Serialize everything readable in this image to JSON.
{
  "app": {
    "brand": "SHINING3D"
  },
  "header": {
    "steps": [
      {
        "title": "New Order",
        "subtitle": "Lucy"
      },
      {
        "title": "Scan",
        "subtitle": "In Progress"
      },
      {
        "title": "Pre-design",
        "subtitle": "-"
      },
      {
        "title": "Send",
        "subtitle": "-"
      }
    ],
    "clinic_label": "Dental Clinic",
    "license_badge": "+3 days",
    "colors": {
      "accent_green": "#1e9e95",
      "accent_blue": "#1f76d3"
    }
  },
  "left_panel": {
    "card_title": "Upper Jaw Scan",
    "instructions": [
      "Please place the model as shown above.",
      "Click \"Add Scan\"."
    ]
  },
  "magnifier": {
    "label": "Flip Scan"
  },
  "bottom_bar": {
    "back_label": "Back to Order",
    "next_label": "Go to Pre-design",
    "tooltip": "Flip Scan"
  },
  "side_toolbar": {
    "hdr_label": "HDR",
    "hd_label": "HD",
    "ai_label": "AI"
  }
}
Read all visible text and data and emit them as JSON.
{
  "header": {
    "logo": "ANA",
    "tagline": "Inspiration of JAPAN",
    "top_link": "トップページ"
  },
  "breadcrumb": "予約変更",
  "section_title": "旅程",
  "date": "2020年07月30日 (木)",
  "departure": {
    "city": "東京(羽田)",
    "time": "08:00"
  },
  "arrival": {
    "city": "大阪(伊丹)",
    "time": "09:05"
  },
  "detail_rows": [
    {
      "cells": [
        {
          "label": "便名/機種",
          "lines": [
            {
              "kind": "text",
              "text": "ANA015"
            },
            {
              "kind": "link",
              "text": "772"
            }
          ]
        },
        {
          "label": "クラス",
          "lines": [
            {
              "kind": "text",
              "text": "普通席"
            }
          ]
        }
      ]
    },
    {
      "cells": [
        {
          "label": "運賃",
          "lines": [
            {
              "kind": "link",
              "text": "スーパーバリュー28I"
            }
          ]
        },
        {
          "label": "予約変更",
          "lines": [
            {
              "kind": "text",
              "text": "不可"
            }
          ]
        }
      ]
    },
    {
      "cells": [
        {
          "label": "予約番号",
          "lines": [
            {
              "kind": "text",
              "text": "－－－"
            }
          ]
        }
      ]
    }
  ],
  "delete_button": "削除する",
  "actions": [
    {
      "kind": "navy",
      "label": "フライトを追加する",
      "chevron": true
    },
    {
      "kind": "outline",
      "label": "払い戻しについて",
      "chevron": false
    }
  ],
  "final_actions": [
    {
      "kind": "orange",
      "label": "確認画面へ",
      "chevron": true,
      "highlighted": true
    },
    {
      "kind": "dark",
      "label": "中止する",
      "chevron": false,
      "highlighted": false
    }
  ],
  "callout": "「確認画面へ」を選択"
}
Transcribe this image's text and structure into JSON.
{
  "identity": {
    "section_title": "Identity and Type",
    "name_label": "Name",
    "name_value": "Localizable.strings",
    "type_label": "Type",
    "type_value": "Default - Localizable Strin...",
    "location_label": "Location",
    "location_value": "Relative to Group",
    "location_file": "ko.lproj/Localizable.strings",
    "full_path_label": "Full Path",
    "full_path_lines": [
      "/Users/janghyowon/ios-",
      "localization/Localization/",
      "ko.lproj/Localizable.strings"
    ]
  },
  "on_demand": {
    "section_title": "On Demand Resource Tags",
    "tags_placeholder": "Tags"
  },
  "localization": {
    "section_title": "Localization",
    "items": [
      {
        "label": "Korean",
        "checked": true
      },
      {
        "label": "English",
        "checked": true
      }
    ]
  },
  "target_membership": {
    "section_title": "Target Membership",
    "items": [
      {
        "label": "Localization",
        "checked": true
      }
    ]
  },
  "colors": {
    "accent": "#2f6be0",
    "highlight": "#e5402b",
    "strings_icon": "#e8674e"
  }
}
☆ ☆ ☆
▶ _Stated problem_:
Find the lines that include the string "highlighted", then copy each of them.

▶ _Result for this task_:
      "highlighted": true
      "highlighted": false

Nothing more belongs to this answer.